Copy the lines of the listing below word for word, from the line with "coast-hainan [405,238,416,248]" to the line with "coast-srilanka [234,276,246,293]", both ends included.

Annotations of layout elements ->
▽

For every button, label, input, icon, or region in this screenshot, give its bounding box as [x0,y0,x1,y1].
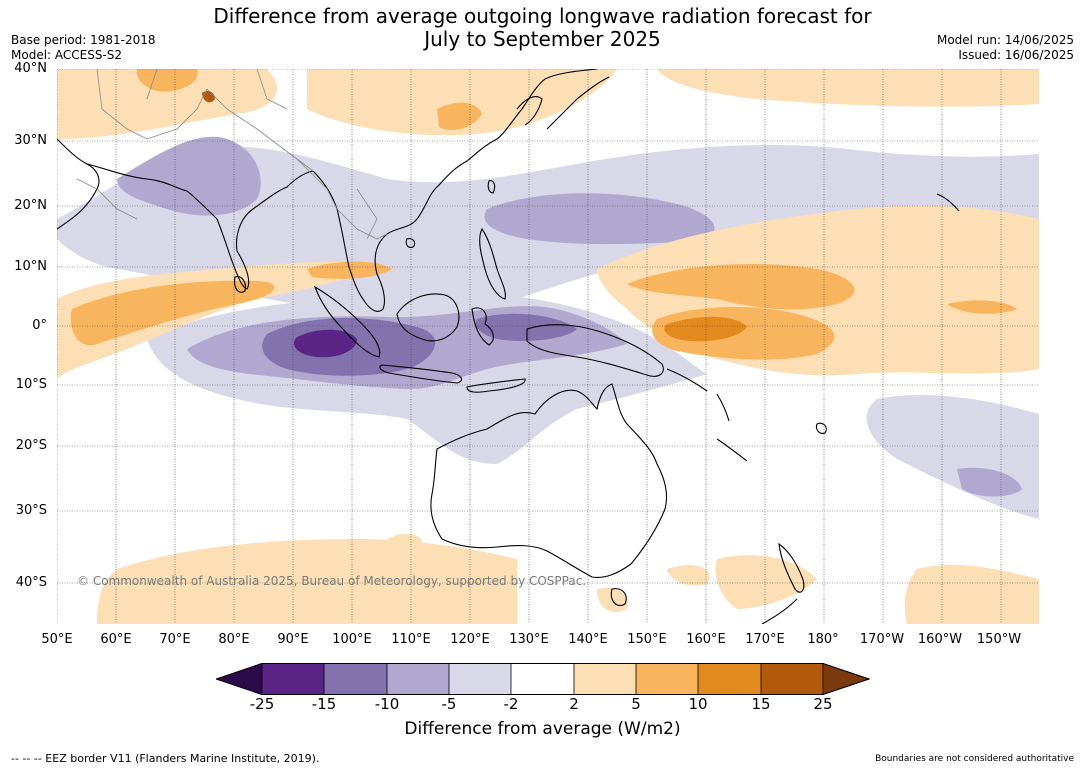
coast-hainan [405,238,416,248]
lon-label-130e: 130°E [509,632,549,647]
cbar-seg-m15-m10 [324,663,387,695]
lon-label-100e: 100°E [332,632,372,647]
cbar-tick-4: -2 [503,695,519,713]
cbar-dividers [261,663,824,695]
coast-newcaledonia [716,438,748,462]
cbar-seg-p10-p15 [698,663,761,695]
lat-label-30s: 30°S [15,503,47,518]
cbar-tick-6: 5 [631,695,641,713]
lon-label-110e: 110°E [391,632,431,647]
lon-label-140e: 140°E [568,632,608,647]
forecast-map: © Commonwealth of Australia 2025, Bureau… [57,69,1039,624]
lat-label-0: 0° [32,318,47,333]
coast-tasmania [610,588,627,607]
coastlines [57,69,960,624]
lon-label-90e: 90°E [277,632,309,647]
cbar-seg-m5-m2 [449,663,511,695]
lon-label-160w: 160°W [917,632,963,647]
map-title: Difference from average outgoing longwav… [0,5,1085,51]
lon-label-80e: 80°E [218,632,250,647]
issued-date: Issued: 16/06/2025 [958,48,1074,62]
anomaly-p5-10 [70,69,1017,360]
base-period: Base period: 1981-2018 [11,33,156,47]
lon-label-120e: 120°E [450,632,490,647]
cbar-tick-0: -25 [249,695,275,713]
lon-label-150w: 150°W [976,632,1022,647]
cbar-under [216,663,262,695]
coast-hawaii [936,193,960,212]
cbar-tick-7: 10 [688,695,708,713]
coast-korea-japan [516,76,610,130]
cbar-tick-3: -5 [441,695,457,713]
coast-srilanka [234,276,246,293]
lon-label-170e: 170°E [745,632,785,647]
meta-left: Base period: 1981-2018 Model: ACCESS-S2 [11,33,156,63]
copyright-notice: © Commonwealth of Australia 2025, Bureau… [77,574,586,588]
title-line-1: Difference from average outgoing longwav… [213,4,872,28]
cbar-tick-5: 2 [569,695,579,713]
lat-label-40n: 40°N [14,61,47,76]
cbar-tick-2: -10 [374,695,400,713]
lon-label-50e: 50°E [41,632,73,647]
meta-right: Model run: 14/06/2025 Issued: 16/06/2025 [937,33,1074,63]
coast-sumatra [313,285,381,358]
model-name: Model: ACCESS-S2 [11,48,123,62]
cbar-seg-m2-p2 [511,663,574,695]
cbar-seg-m25-m15 [262,663,324,695]
anomaly-m25-15 [293,329,357,358]
cbar-tick-8: 15 [751,695,771,713]
cbar-over [823,663,870,695]
coast-solomon [666,368,708,392]
lon-label-70e: 70°E [159,632,191,647]
lat-label-10n: 10°N [14,259,47,274]
cbar-seg-m10-m5 [387,663,449,695]
lat-label-30n: 30°N [14,133,47,148]
lon-label-60e: 60°E [100,632,132,647]
eez-border-note: -- -- -- EEZ border V11 (Flanders Marine… [11,752,320,765]
boundaries-disclaimer: Boundaries are not considered authoritat… [875,754,1074,764]
coast-java [379,364,463,384]
cbar-seg-p2-p5 [574,663,636,695]
graticule [57,69,1039,624]
coast-borneo [396,293,460,342]
coast-nz [761,542,805,624]
cbar-tick-9: 25 [813,695,833,713]
colorbar [216,663,870,695]
lon-label-170w: 170°W [859,632,905,647]
coast-sulawesi [471,307,494,346]
lon-label-180: 180° [807,632,839,647]
colorbar-label: Difference from average (W/m2) [404,719,681,739]
lat-label-20n: 20°N [14,198,47,213]
anomaly-p10-15 [664,316,747,342]
lon-label-150e: 150°E [627,632,667,647]
coast-india [57,138,314,290]
country-borders [76,69,388,240]
lat-label-20s: 20°S [15,438,47,453]
coast-australia [430,383,668,578]
cbar-seg-p15-p25 [761,663,823,695]
coast-taiwan [487,180,496,194]
coast-vanuatu [716,393,730,422]
cbar-tick-1: -15 [311,695,337,713]
coast-newguinea [526,324,664,377]
cbar-seg-p5-p10 [636,663,698,695]
coast-fiji [815,422,827,434]
lat-label-40s: 40°S [15,575,47,590]
lat-label-10s: 10°S [15,377,47,392]
coast-seasia [312,69,598,312]
lon-label-160e: 160°E [686,632,726,647]
title-line-2: July to September 2025 [424,27,661,51]
model-run: Model run: 14/06/2025 [936,33,1074,47]
coast-timor [466,378,526,393]
coast-philippines [479,227,506,300]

△

OUTPUT FOR THIS EXERCISE ->
coast-hainan [405,238,416,248]
lon-label-130e: 130°E [509,632,549,647]
cbar-seg-m15-m10 [324,663,387,695]
lon-label-100e: 100°E [332,632,372,647]
cbar-tick-4: -2 [503,695,519,713]
cbar-dividers [261,663,824,695]
coast-newcaledonia [716,438,748,462]
cbar-seg-p10-p15 [698,663,761,695]
lat-label-30s: 30°S [15,503,47,518]
cbar-tick-6: 5 [631,695,641,713]
lon-label-110e: 110°E [391,632,431,647]
lon-label-140e: 140°E [568,632,608,647]
forecast-map: © Commonwealth of Australia 2025, Bureau… [57,69,1039,624]
lat-label-0: 0° [32,318,47,333]
coast-tasmania [610,588,627,607]
coastlines [57,69,960,624]
lon-label-90e: 90°E [277,632,309,647]
cbar-seg-m5-m2 [449,663,511,695]
lon-label-160w: 160°W [917,632,963,647]
map-title: Difference from average outgoing longwav… [0,5,1085,51]
lon-label-80e: 80°E [218,632,250,647]
issued-date: Issued: 16/06/2025 [958,48,1074,62]
anomaly-p5-10 [70,69,1017,360]
base-period: Base period: 1981-2018 [11,33,156,47]
lon-label-120e: 120°E [450,632,490,647]
cbar-tick-0: -25 [249,695,275,713]
lon-label-150w: 150°W [976,632,1022,647]
cbar-under [216,663,262,695]
coast-hawaii [936,193,960,212]
cbar-tick-7: 10 [688,695,708,713]
coast-korea-japan [516,76,610,130]
cbar-tick-3: -5 [441,695,457,713]
coast-srilanka [234,276,246,293]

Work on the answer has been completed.